#### Your objective:
Using the entries that follow, count the lines containing the word "this" and give that number by itself.

#### Records shown:
------------------------------------------------------------------------
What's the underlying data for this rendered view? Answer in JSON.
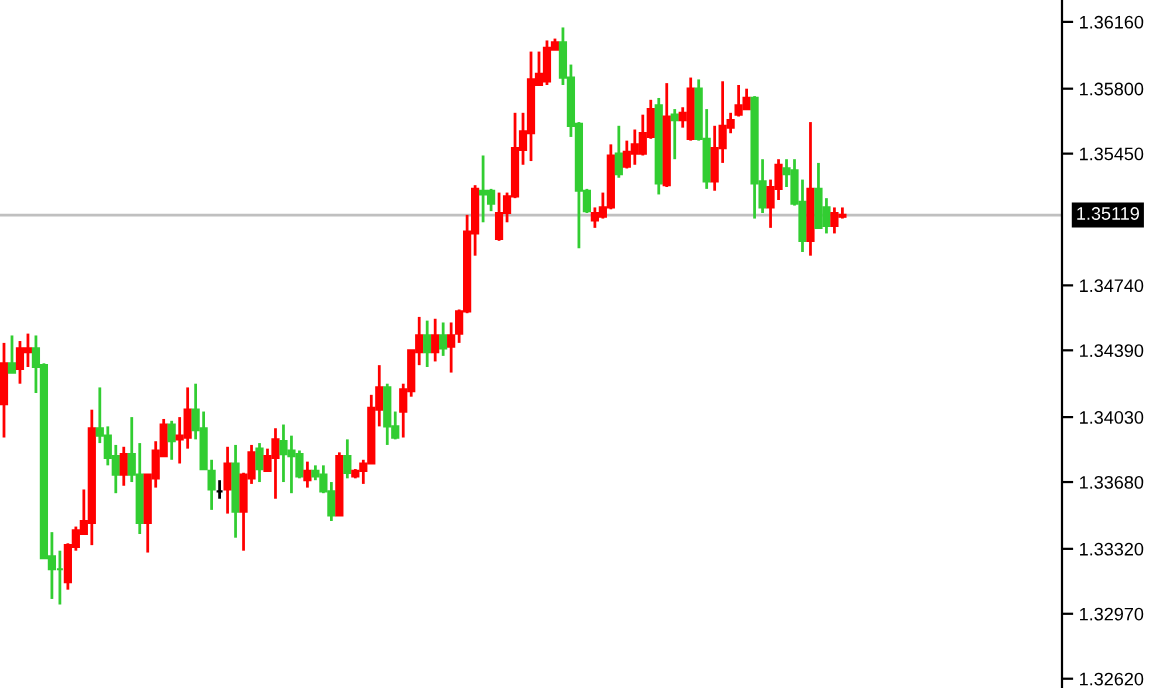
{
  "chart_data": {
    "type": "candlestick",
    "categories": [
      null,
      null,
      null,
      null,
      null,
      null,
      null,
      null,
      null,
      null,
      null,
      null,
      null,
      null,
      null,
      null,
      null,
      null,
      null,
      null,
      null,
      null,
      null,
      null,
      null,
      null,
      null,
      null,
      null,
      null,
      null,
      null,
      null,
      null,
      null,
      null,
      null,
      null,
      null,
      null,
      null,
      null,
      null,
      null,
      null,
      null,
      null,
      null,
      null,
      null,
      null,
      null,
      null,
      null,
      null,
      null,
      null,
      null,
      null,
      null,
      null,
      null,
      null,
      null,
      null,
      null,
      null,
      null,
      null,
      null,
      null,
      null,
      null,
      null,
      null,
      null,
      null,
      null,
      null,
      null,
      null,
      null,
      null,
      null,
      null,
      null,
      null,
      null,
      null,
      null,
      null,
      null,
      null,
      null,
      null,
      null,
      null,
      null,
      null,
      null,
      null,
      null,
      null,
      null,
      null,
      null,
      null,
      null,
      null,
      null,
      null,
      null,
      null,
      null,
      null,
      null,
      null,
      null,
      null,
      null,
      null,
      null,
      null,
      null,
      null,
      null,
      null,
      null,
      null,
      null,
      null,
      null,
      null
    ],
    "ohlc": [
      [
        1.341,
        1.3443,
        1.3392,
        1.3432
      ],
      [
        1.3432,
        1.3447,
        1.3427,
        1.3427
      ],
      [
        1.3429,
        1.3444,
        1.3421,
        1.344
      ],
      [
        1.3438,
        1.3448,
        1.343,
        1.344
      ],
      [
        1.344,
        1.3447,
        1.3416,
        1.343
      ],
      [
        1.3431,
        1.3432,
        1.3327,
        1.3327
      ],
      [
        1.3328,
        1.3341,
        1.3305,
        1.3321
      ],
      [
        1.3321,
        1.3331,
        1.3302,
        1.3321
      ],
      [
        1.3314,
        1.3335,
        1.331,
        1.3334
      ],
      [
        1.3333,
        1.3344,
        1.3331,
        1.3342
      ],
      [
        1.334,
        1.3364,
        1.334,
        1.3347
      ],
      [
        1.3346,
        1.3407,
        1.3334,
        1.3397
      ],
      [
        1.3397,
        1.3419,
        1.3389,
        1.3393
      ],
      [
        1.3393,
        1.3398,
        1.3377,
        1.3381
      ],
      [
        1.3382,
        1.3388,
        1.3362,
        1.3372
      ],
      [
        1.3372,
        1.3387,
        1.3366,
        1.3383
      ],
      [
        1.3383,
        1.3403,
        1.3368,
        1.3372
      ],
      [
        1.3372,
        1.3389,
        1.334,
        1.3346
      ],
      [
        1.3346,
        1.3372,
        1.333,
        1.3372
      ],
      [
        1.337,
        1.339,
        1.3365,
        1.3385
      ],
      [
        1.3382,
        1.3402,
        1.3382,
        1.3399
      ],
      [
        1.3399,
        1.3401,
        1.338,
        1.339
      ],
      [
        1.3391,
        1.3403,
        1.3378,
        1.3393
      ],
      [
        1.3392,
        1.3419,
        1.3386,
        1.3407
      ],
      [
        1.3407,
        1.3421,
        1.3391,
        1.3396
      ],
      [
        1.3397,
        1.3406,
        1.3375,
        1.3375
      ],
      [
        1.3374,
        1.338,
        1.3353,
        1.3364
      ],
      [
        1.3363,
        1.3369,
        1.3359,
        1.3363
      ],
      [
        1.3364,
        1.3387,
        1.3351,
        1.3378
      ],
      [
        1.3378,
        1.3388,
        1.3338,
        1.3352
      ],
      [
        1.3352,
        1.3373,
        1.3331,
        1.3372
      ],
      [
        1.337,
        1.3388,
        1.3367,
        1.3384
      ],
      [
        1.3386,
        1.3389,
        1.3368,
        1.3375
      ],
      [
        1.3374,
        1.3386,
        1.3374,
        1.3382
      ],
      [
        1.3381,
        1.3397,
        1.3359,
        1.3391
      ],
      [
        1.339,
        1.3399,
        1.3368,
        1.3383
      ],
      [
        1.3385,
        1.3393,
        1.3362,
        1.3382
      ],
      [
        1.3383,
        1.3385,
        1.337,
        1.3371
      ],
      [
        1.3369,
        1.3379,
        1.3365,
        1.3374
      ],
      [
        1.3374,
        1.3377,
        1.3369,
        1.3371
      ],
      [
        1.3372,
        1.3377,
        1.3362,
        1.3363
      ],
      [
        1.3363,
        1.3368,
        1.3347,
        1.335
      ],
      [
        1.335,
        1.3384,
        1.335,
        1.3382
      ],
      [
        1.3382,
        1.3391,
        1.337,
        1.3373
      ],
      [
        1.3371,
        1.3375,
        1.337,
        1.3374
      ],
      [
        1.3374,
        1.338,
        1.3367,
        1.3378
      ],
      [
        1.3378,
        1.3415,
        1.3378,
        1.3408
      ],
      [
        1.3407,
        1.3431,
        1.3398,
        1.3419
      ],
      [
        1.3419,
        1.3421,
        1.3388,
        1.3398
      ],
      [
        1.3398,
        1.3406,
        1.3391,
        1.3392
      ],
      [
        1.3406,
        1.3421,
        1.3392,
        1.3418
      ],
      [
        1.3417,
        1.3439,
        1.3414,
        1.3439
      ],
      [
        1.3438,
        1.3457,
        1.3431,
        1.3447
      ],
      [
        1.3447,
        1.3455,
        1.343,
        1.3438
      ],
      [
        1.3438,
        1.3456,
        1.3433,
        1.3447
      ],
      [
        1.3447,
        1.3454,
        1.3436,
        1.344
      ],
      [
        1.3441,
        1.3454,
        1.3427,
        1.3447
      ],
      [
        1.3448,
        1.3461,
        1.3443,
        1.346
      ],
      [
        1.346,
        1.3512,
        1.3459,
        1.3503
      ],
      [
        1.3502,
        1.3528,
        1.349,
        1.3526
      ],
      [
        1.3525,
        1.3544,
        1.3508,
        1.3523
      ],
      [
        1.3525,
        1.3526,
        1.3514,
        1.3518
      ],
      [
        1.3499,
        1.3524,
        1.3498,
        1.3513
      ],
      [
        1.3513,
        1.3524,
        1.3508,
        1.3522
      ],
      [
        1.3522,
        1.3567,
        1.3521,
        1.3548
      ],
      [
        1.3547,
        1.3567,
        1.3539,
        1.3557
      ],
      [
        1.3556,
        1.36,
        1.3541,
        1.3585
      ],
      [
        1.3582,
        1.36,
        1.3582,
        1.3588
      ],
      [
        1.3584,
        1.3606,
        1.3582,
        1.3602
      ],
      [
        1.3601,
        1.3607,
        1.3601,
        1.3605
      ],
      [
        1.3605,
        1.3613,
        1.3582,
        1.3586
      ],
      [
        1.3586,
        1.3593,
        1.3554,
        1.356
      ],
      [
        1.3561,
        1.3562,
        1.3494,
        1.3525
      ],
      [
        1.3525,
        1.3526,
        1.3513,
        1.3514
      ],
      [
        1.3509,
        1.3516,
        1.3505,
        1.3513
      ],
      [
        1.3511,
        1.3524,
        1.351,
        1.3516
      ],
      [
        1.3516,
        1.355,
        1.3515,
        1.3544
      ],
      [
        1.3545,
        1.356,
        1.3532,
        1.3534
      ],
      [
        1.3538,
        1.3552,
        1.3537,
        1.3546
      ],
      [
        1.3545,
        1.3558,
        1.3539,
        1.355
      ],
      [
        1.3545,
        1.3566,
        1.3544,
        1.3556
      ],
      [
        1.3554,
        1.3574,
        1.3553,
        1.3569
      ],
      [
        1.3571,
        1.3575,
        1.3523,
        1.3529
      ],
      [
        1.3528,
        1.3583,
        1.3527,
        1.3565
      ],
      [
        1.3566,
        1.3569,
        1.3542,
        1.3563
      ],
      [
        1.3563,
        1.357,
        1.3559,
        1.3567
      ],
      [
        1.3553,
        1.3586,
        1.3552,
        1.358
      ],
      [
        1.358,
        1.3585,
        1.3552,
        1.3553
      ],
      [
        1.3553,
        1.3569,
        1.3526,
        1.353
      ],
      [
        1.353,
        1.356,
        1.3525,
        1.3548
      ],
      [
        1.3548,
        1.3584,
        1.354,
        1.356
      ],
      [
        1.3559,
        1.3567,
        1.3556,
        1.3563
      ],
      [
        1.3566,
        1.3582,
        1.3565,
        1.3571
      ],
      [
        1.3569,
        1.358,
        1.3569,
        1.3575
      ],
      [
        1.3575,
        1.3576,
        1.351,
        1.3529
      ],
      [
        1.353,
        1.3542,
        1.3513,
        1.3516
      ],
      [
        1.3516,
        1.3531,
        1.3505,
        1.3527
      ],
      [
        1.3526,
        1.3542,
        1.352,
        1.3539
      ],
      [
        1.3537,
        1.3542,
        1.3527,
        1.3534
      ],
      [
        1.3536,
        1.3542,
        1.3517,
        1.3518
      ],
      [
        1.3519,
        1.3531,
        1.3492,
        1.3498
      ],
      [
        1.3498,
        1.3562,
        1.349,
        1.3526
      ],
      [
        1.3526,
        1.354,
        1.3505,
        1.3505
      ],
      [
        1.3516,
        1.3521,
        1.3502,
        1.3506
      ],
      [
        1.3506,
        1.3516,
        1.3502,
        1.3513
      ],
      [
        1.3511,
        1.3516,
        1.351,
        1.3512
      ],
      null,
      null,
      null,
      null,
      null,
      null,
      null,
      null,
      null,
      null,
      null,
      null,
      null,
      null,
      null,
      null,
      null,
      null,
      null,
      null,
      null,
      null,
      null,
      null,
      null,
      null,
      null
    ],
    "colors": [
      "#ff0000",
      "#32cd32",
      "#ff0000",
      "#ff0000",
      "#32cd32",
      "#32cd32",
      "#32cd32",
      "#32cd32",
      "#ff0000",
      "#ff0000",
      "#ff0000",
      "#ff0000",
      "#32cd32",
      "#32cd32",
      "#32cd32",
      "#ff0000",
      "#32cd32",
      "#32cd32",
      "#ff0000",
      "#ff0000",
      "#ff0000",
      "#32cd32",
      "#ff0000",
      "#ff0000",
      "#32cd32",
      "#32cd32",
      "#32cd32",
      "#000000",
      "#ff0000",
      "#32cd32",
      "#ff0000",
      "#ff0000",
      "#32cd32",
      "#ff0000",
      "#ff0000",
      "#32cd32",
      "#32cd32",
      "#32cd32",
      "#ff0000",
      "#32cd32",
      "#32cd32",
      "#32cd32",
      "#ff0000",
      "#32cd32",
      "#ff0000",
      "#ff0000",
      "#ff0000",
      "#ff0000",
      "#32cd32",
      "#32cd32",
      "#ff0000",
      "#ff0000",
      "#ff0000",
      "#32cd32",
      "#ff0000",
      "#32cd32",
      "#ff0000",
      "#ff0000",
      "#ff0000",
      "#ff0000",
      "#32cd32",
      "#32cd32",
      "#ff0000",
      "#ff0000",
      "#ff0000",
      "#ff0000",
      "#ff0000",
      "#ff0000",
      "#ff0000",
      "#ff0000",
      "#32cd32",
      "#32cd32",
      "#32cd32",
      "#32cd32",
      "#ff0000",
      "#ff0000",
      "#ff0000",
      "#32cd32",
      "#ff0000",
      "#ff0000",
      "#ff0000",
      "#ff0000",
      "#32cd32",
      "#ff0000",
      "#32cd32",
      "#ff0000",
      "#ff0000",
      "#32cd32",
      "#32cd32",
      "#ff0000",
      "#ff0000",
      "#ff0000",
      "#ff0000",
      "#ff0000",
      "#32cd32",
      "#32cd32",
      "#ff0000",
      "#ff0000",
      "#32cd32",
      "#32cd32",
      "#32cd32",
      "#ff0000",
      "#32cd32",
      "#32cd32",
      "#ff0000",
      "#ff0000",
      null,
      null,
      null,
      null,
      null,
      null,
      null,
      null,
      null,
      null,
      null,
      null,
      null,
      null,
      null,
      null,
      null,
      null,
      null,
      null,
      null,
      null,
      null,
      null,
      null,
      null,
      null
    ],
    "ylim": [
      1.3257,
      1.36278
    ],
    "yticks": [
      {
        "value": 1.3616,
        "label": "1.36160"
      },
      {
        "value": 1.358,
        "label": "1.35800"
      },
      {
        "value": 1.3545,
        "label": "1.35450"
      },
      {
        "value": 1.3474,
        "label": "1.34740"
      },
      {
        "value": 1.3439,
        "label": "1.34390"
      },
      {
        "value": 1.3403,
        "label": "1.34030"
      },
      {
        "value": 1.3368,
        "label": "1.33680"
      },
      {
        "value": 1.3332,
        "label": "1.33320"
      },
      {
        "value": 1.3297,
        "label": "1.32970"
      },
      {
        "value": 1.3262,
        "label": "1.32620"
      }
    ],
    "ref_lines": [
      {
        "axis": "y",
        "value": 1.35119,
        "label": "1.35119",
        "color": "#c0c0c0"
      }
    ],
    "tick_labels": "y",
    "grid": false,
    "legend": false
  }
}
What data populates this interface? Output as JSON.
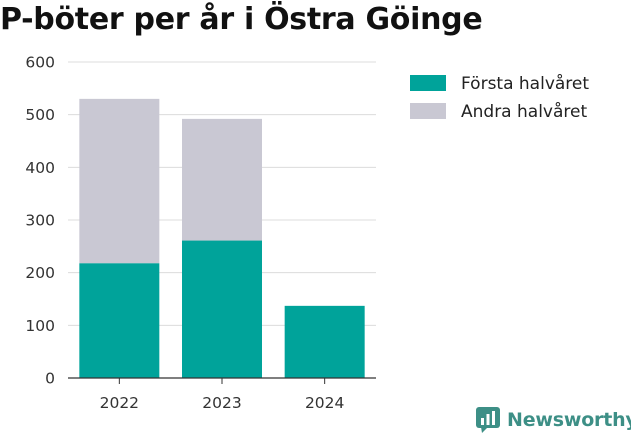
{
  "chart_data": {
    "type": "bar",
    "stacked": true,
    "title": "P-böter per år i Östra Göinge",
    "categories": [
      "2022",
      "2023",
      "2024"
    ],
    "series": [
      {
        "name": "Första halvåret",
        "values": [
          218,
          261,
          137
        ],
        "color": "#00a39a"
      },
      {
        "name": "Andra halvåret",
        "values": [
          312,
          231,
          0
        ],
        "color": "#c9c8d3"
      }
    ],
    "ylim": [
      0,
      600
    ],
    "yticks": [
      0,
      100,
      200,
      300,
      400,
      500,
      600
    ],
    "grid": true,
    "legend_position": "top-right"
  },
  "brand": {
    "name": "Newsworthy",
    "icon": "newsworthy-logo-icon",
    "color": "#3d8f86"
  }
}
------------------------------------------------------------------------
#### Task result:
2